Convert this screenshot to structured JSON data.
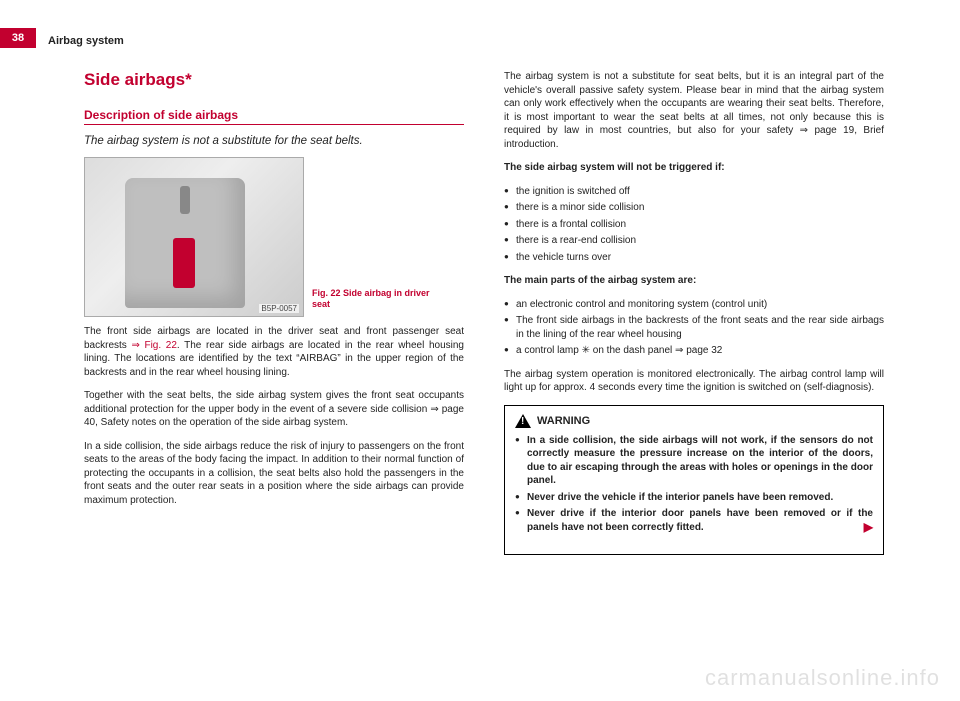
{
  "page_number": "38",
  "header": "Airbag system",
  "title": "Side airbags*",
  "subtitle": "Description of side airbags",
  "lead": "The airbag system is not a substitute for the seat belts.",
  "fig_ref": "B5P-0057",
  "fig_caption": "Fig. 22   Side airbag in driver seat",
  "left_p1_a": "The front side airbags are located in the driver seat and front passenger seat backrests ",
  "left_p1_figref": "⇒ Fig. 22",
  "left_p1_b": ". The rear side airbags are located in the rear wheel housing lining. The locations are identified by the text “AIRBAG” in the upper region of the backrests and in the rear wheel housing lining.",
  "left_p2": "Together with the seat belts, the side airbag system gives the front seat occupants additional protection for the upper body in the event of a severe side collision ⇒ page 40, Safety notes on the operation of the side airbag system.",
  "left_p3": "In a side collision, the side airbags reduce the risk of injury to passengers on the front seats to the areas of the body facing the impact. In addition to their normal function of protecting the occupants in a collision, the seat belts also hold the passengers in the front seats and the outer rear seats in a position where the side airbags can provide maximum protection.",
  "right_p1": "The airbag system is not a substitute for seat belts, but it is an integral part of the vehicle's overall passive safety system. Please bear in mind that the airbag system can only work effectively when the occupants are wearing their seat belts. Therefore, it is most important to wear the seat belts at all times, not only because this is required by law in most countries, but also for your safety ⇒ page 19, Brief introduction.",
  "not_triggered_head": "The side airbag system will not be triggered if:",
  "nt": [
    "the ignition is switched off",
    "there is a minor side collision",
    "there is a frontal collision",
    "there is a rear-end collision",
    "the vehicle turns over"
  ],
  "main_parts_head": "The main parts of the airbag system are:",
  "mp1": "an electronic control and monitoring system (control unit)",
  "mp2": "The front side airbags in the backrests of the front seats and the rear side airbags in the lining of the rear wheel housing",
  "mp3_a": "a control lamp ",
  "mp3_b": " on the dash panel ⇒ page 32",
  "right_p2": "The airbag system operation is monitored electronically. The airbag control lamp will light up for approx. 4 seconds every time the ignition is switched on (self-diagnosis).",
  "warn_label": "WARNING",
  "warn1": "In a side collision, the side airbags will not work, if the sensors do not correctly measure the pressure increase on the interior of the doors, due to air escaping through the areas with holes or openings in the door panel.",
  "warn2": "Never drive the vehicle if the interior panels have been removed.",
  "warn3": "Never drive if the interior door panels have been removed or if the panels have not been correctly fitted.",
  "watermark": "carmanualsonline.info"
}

□ □ □ □ □ □ □

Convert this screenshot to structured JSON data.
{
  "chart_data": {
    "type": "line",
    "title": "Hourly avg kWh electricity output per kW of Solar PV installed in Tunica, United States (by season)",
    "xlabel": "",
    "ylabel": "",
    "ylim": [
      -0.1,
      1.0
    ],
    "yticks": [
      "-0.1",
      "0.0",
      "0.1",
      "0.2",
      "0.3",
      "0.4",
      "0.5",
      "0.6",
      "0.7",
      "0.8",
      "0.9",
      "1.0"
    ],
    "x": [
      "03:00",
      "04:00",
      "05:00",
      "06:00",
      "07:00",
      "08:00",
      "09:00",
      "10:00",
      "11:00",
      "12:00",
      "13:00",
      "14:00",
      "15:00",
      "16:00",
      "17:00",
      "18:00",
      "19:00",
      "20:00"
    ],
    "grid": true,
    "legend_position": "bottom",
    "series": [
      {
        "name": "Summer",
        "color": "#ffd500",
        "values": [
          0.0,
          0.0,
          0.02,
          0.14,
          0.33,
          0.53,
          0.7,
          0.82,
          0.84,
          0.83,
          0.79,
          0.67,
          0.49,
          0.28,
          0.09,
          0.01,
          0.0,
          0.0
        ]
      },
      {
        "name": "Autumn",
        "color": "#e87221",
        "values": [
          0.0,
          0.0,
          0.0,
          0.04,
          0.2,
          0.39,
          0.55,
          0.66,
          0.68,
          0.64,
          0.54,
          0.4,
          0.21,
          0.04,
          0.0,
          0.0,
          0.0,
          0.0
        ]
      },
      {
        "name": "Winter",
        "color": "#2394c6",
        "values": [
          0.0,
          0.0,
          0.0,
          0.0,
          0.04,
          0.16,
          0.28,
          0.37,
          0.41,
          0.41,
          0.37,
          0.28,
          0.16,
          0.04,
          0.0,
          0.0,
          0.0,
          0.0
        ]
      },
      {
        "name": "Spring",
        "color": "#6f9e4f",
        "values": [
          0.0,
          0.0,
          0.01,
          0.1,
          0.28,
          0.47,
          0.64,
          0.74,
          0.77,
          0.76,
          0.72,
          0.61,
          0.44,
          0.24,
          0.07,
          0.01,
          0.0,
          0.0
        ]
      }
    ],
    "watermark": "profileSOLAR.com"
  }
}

□ □ □ □ □ □ □

Look through the material and copy each line that has "ignition".

Answer below:
    "the ignition is switched off",
  "right_p2": "The airbag system operation is monitored electronically. The airbag control lamp will light up for approx. 4 seconds every time the ignition is switched on (self-diagnosis).",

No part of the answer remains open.